**TO DO**
Without the images, write out all of the following entries exactly.
::::::::::
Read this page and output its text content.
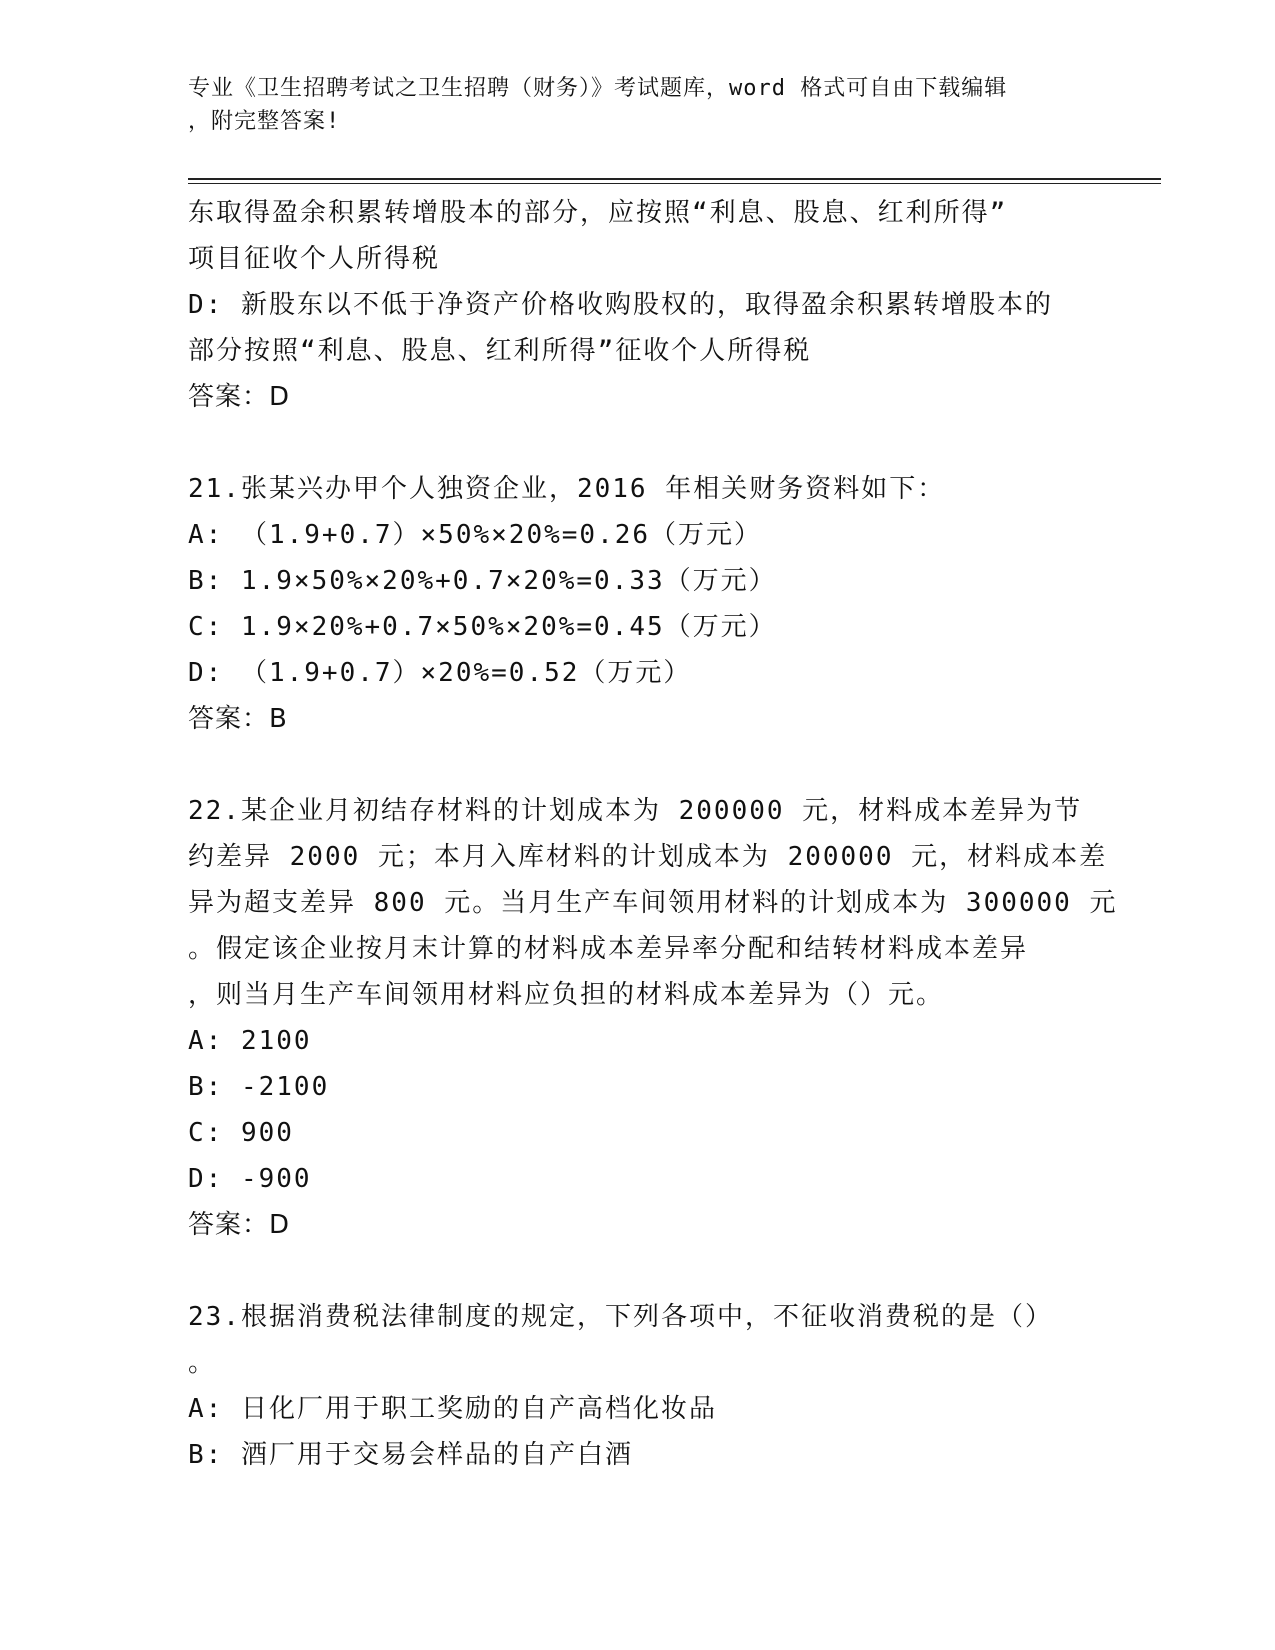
专业《卫生招聘考试之卫生招聘（财务）》考试题库，word 格式可自由下载编辑
，附完整答案!
东取得盈余积累转增股本的部分，应按照“利息、股息、红利所得”
项目征收个人所得税
D: 新股东以不低于净资产价格收购股权的，取得盈余积累转增股本的
部分按照“利息、股息、红利所得”征收个人所得税
答案：D
21.张某兴办甲个人独资企业，2016 年相关财务资料如下：
A: （1.9+0.7）×50%×20%=0.26（万元）
B: 1.9×50%×20%+0.7×20%=0.33（万元）
C: 1.9×20%+0.7×50%×20%=0.45（万元）
D: （1.9+0.7）×20%=0.52（万元）
答案：B
22.某企业月初结存材料的计划成本为 200000 元，材料成本差异为节
约差异 2000 元；本月入库材料的计划成本为 200000 元，材料成本差
异为超支差异 800 元。当月生产车间领用材料的计划成本为 300000 元
。假定该企业按月末计算的材料成本差异率分配和结转材料成本差异
，则当月生产车间领用材料应负担的材料成本差异为（）元。
A: 2100
B: -2100
C: 900
D: -900
答案：D
23.根据消费税法律制度的规定，下列各项中，不征收消费税的是（）
。
A: 日化厂用于职工奖励的自产高档化妆品
B: 酒厂用于交易会样品的自产白酒
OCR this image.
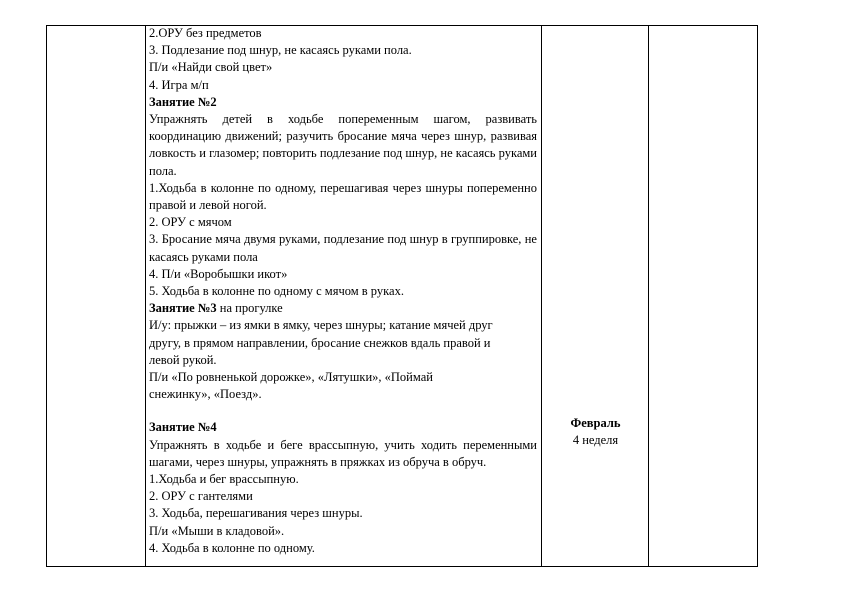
2.ОРУ без предметов

3. Подлезание под шнур, не касаясь руками пола.

П/и «Найди свой цвет»

4. Игра м/п

Занятие №2

Упражнять детей в ходьбе попеременным шагом, развивать координацию движений; разучить бросание мяча через шнур, развивая ловкость и глазомер; повторить подлезание под шнур, не касаясь руками пола.

1.Ходьба в колонне по одному, перешагивая через шнуры попеременно правой и левой ногой.

2. ОРУ с мячом

3. Бросание мяча двумя руками, подлезание под шнур в группировке, не касаясь руками пола

4. П/и «Воробышки икот»

5. Ходьба в колонне по одному с мячом в руках.

Занятие №3 на прогулке

И/у: прыжки – из ямки в ямку, через шнуры; катание мячей друг

другу, в прямом направлении, бросание снежков вдаль правой и

левой рукой.

П/и «По ровненькой дорожке», «Лятушки», «Поймай

снежинку», «Поезд».

Занятие №4

Упражнять в ходьбе и беге врассыпную, учить ходить переменными шагами, через шнуры, упражнять в пряжках из обруча в обруч.

1.Ходьба и бег врассыпную.

2. ОРУ с гантелями

3. Ходьба, перешагивания через шнуры.

П/и «Мыши в кладовой».

4. Ходьба в колонне по одному.

Февраль
4 неделя
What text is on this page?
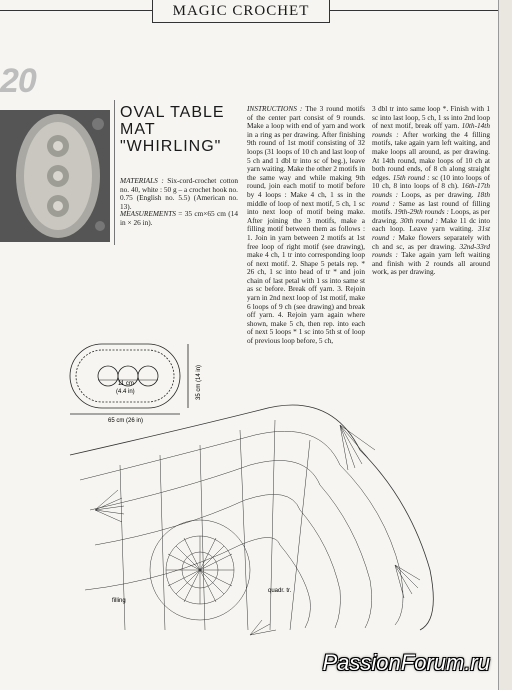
MAGIC CROCHET
20
OVAL TABLE
MAT
"WHIRLING"
MATERIALS : Six-cord-crochet cotton no. 40, white : 50 g – a crochet hook no. 0.75 (English no. 5.5) (American no. 13).
MEASUREMENTS = 35 cm×65 cm (14 in × 26 in).
INSTRUCTIONS : The 3 round motifs of the center part consist of 9 rounds. Make a loop with end of yarn and work in a ring as per drawing. After finishing 9th round of 1st motif consisting of 32 loops (31 loops of 10 ch and last loop of 5 ch and 1 dbl tr into sc of beg.), leave yarn waiting. Make the other 2 motifs in the same way and while making 9th round, join each motif to motif before by 4 loops : Make 4 ch, 1 ss in the middle of loop of next motif, 5 ch, 1 sc into next loop of motif being make. After joining the 3 motifs, make a filling motif between them as follows : 1. Join in yarn between 2 motifs at 1st free loop of right motif (see drawing), make 4 ch, 1 tr into corresponding loop of next motif. 2. Shape 5 petals rep. * 26 ch, 1 sc into head of tr * and join chain of last petal with 1 ss into same st as sc before. Break off yarn. 3. Rejoin yarn in 2nd next loop of 1st motif, make 6 loops of 9 ch (see drawing) and break off yarn. 4. Rejoin yarn again where shown, make 5 ch, then rep. into each of next 5 loops * 1 sc into 5th st of loop of previous loop before, 5 ch,
3 dbl tr into same loop *. Finish with 1 sc into last loop, 5 ch, 1 ss into 2nd loop of next motif, break off yarn. 10th-14th rounds : After working the 4 filling motifs, take again yarn left waiting, and make loops all around, as per drawing. At 14th round, make loops of 10 ch at both round ends, of 8 ch along straight edges. 15th round : sc (10 into loops of 10 ch, 8 into loops of 8 ch). 16th-17th rounds : Loops, as per drawing. 18th round : Same as last round of filling motifs. 19th-29th rounds : Loops, as per drawing. 30th round : Make 11 dc into each loop. Leave yarn waiting. 31st round : Make flowers separately with ch and sc, as per drawing. 32nd-33rd rounds : Take again yarn left waiting and finish with 2 rounds all around work, as per drawing.
11 cm
(4.4 in)
65 cm (26 in)
35 cm (14 in)
filling
quadr. tr.
PassionForum.ru
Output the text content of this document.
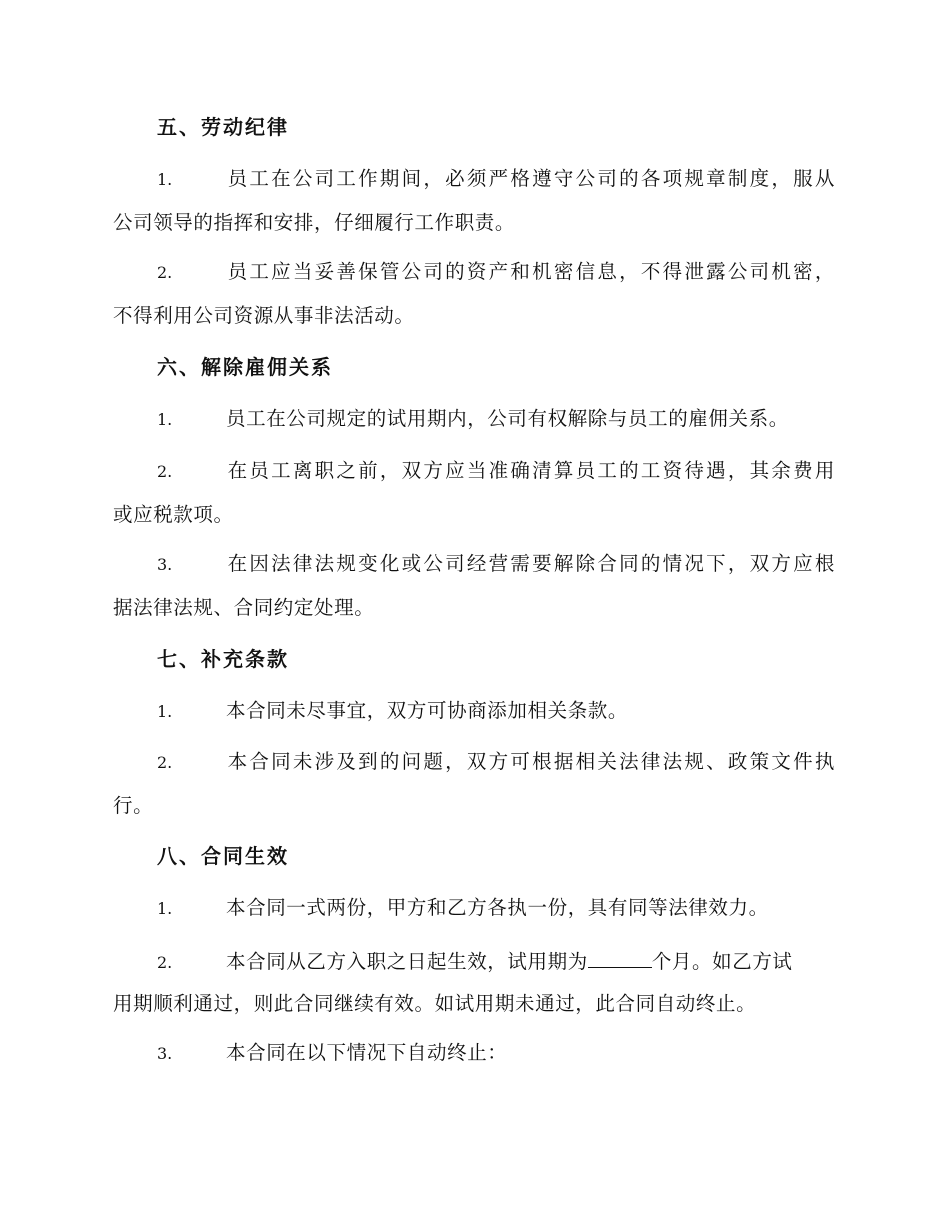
五、劳动纪律
1.	员工在公司工作期间，必须严格遵守公司的各项规章制度，服从
公司领导的指挥和安排，仔细履行工作职责。
2.	员工应当妥善保管公司的资产和机密信息，不得泄露公司机密，
不得利用公司资源从事非法活动。
六、解除雇佣关系
1.	员工在公司规定的试用期内，公司有权解除与员工的雇佣关系。
2.	在员工离职之前，双方应当准确清算员工的工资待遇，其余费用
或应税款项。
3.	在因法律法规变化或公司经营需要解除合同的情况下，双方应根
据法律法规、合同约定处理。
七、补充条款
1.	本合同未尽事宜，双方可协商添加相关条款。
2.	本合同未涉及到的问题，双方可根据相关法律法规、政策文件执
行。
八、合同生效
1.	本合同一式两份，甲方和乙方各执一份，具有同等法律效力。
2.	本合同从乙方入职之日起生效，试用期为	个月。如乙方试
用期顺利通过，则此合同继续有效。如试用期未通过，此合同自动终止。
3.	本合同在以下情况下自动终止：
::::::::::
**TASK RESULT**
Read this page and output its text content.
专业《卫生招聘考试之卫生招聘（财务）》考试题库，word 格式可自由下载编辑
，附完整答案!
东取得盈余积累转增股本的部分，应按照“利息、股息、红利所得”
项目征收个人所得税
D: 新股东以不低于净资产价格收购股权的，取得盈余积累转增股本的
部分按照“利息、股息、红利所得”征收个人所得税
答案：D
21.张某兴办甲个人独资企业，2016 年相关财务资料如下：
A: （1.9+0.7）×50%×20%=0.26（万元）
B: 1.9×50%×20%+0.7×20%=0.33（万元）
C: 1.9×20%+0.7×50%×20%=0.45（万元）
D: （1.9+0.7）×20%=0.52（万元）
答案：B
22.某企业月初结存材料的计划成本为 200000 元，材料成本差异为节
约差异 2000 元；本月入库材料的计划成本为 200000 元，材料成本差
异为超支差异 800 元。当月生产车间领用材料的计划成本为 300000 元
。假定该企业按月末计算的材料成本差异率分配和结转材料成本差异
，则当月生产车间领用材料应负担的材料成本差异为（）元。
A: 2100
B: -2100
C: 900
D: -900
答案：D
23.根据消费税法律制度的规定，下列各项中，不征收消费税的是（）
。
A: 日化厂用于职工奖励的自产高档化妆品
B: 酒厂用于交易会样品的自产白酒
OCR this image.
2.ОРУ без предметов

3. Подлезание под шнур, не касаясь руками пола.

П/и «Найди свой цвет»

4. Игра м/п

Занятие №2

Упражнять детей в ходьбе попеременным шагом, развивать координацию движений; разучить бросание мяча через шнур, развивая ловкость и глазомер; повторить подлезание под шнур, не касаясь руками пола.

1.Ходьба в колонне по одному, перешагивая через шнуры попеременно правой и левой ногой.

2. ОРУ с мячом

3. Бросание мяча двумя руками, подлезание под шнур в группировке, не касаясь руками пола

4. П/и «Воробышки икот»

5. Ходьба в колонне по одному с мячом в руках.

Занятие №3 на прогулке

И/у: прыжки – из ямки в ямку, через шнуры; катание мячей друг

другу, в прямом направлении, бросание снежков вдаль правой и

левой рукой.

П/и «По ровненькой дорожке», «Лятушки», «Поймай

снежинку», «Поезд».

Занятие №4

Упражнять в ходьбе и беге врассыпную, учить ходить переменными шагами, через шнуры, упражнять в пряжках из обруча в обруч.

1.Ходьба и бег врассыпную.

2. ОРУ с гантелями

3. Ходьба, перешагивания через шнуры.

П/и «Мыши в кладовой».

4. Ходьба в колонне по одному.

Февраль
4 неделя
What text is on this page?
MAGIC CROCHET
20
OVAL TABLE
MAT
"WHIRLING"
MATERIALS : Six-cord-crochet cotton no. 40, white : 50 g – a crochet hook no. 0.75 (English no. 5.5) (American no. 13).
MEASUREMENTS = 35 cm×65 cm (14 in × 26 in).
INSTRUCTIONS : The 3 round motifs of the center part consist of 9 rounds. Make a loop with end of yarn and work in a ring as per drawing. After finishing 9th round of 1st motif consisting of 32 loops (31 loops of 10 ch and last loop of 5 ch and 1 dbl tr into sc of beg.), leave yarn waiting. Make the other 2 motifs in the same way and while making 9th round, join each motif to motif before by 4 loops : Make 4 ch, 1 ss in the middle of loop of next motif, 5 ch, 1 sc into next loop of motif being make. After joining the 3 motifs, make a filling motif between them as follows : 1. Join in yarn between 2 motifs at 1st free loop of right motif (see drawing), make 4 ch, 1 tr into corresponding loop of next motif. 2. Shape 5 petals rep. * 26 ch, 1 sc into head of tr * and join chain of last petal with 1 ss into same st as sc before. Break off yarn. 3. Rejoin yarn in 2nd next loop of 1st motif, make 6 loops of 9 ch (see drawing) and break off yarn. 4. Rejoin yarn again where shown, make 5 ch, then rep. into each of next 5 loops * 1 sc into 5th st of loop of previous loop before, 5 ch,
3 dbl tr into same loop *. Finish with 1 sc into last loop, 5 ch, 1 ss into 2nd loop of next motif, break off yarn. 10th-14th rounds : After working the 4 filling motifs, take again yarn left waiting, and make loops all around, as per drawing. At 14th round, make loops of 10 ch at both round ends, of 8 ch along straight edges. 15th round : sc (10 into loops of 10 ch, 8 into loops of 8 ch). 16th-17th rounds : Loops, as per drawing. 18th round : Same as last round of filling motifs. 19th-29th rounds : Loops, as per drawing. 30th round : Make 11 dc into each loop. Leave yarn waiting. 31st round : Make flowers separately with ch and sc, as per drawing. 32nd-33rd rounds : Take again yarn left waiting and finish with 2 rounds all around work, as per drawing.
11 cm
(4.4 in)
65 cm (26 in)
35 cm (14 in)
filling
quadr. tr.
PassionForum.ru
Output the text content of this document.
五、劳动纪律
1.	员工在公司工作期间，必须严格遵守公司的各项规章制度，服从
公司领导的指挥和安排，仔细履行工作职责。
2.	员工应当妥善保管公司的资产和机密信息，不得泄露公司机密，
不得利用公司资源从事非法活动。
六、解除雇佣关系
1.	员工在公司规定的试用期内，公司有权解除与员工的雇佣关系。
2.	在员工离职之前，双方应当准确清算员工的工资待遇，其余费用
或应税款项。
3.	在因法律法规变化或公司经营需要解除合同的情况下，双方应根
据法律法规、合同约定处理。
七、补充条款
1.	本合同未尽事宜，双方可协商添加相关条款。
2.	本合同未涉及到的问题，双方可根据相关法律法规、政策文件执
行。
八、合同生效
1.	本合同一式两份，甲方和乙方各执一份，具有同等法律效力。
2.	本合同从乙方入职之日起生效，试用期为	个月。如乙方试
用期顺利通过，则此合同继续有效。如试用期未通过，此合同自动终止。
3.	本合同在以下情况下自动终止：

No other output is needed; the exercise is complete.